Exercise goal:
Restate all entries exactly. Skip the images.

Data entries:
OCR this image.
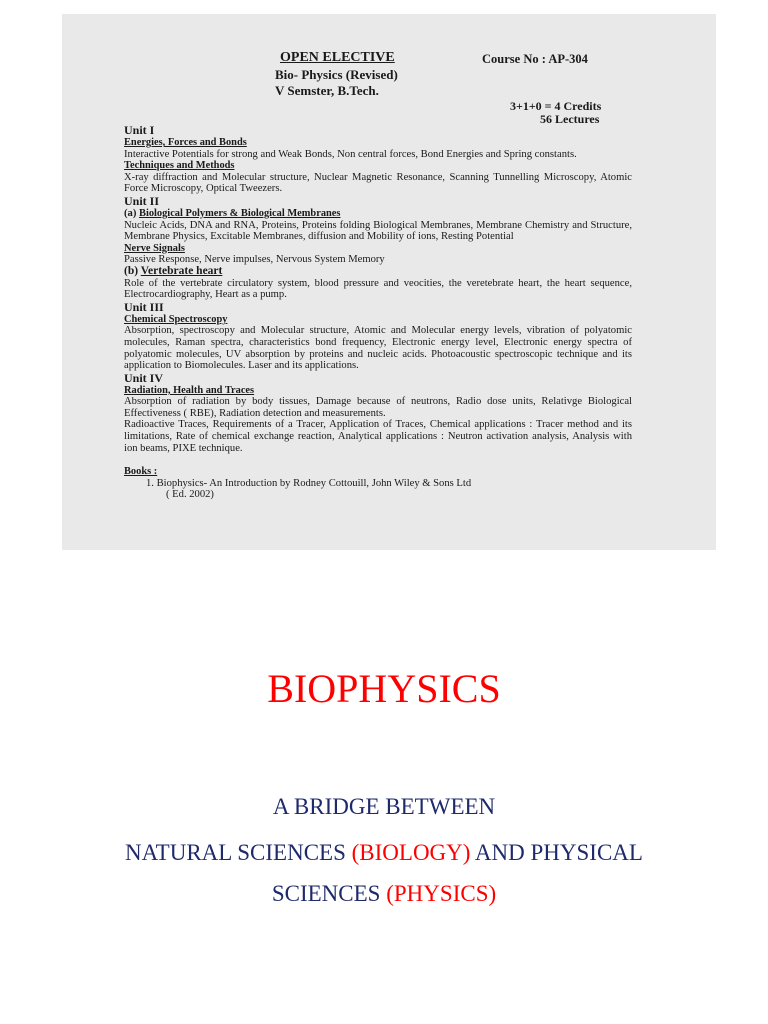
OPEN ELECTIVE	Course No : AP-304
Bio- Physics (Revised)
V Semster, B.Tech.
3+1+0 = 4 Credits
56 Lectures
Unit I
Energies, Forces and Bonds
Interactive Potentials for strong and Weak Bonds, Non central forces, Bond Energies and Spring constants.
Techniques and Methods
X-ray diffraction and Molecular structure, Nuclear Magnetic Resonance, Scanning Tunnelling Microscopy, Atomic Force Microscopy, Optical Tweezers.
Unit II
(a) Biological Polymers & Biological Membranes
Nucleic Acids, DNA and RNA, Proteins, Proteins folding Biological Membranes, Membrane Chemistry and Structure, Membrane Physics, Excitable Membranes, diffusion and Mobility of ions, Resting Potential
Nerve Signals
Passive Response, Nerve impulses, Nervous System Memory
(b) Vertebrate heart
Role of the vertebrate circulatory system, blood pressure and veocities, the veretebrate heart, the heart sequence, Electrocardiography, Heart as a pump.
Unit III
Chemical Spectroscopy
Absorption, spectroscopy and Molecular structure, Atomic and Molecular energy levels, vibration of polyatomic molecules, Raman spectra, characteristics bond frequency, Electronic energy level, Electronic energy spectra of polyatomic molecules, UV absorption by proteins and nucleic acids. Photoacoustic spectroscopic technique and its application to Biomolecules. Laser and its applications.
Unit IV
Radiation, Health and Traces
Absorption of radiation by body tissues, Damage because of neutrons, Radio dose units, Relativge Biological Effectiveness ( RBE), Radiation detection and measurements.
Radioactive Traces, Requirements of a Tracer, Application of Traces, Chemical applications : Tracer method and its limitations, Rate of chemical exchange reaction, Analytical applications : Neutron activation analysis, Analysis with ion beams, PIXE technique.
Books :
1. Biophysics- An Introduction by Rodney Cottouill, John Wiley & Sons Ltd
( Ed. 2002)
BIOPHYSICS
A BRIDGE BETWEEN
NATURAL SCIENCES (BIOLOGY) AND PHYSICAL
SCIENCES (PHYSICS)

Problem solution:
OCR this image.
OPEN ELECTIVE	Course No : AP-304
Bio- Physics (Revised)
V Semster, B.Tech.
3+1+0 = 4 Credits
56 Lectures
Unit I
Energies, Forces and Bonds
Interactive Potentials for strong and Weak Bonds, Non central forces, Bond Energies and Spring constants.
Techniques and Methods
X-ray diffraction and Molecular structure, Nuclear Magnetic Resonance, Scanning Tunnelling Microscopy, Atomic Force Microscopy, Optical Tweezers.
Unit II
(a) Biological Polymers & Biological Membranes
Nucleic Acids, DNA and RNA, Proteins, Proteins folding Biological Membranes, Membrane Chemistry and Structure, Membrane Physics, Excitable Membranes, diffusion and Mobility of ions, Resting Potential
Nerve Signals
Passive Response, Nerve impulses, Nervous System Memory
(b) Vertebrate heart
Role of the vertebrate circulatory system, blood pressure and veocities, the veretebrate heart, the heart sequence, Electrocardiography, Heart as a pump.
Unit III
Chemical Spectroscopy
Absorption, spectroscopy and Molecular structure, Atomic and Molecular energy levels, vibration of polyatomic molecules, Raman spectra, characteristics bond frequency, Electronic energy level, Electronic energy spectra of polyatomic molecules, UV absorption by proteins and nucleic acids. Photoacoustic spectroscopic technique and its application to Biomolecules. Laser and its applications.
Unit IV
Radiation, Health and Traces
Absorption of radiation by body tissues, Damage because of neutrons, Radio dose units, Relativge Biological Effectiveness ( RBE), Radiation detection and measurements.
Radioactive Traces, Requirements of a Tracer, Application of Traces, Chemical applications : Tracer method and its limitations, Rate of chemical exchange reaction, Analytical applications : Neutron activation analysis, Analysis with ion beams, PIXE technique.
Books :
1. Biophysics- An Introduction by Rodney Cottouill, John Wiley & Sons Ltd
( Ed. 2002)
BIOPHYSICS
A BRIDGE BETWEEN
NATURAL SCIENCES (BIOLOGY) AND PHYSICAL
SCIENCES (PHYSICS)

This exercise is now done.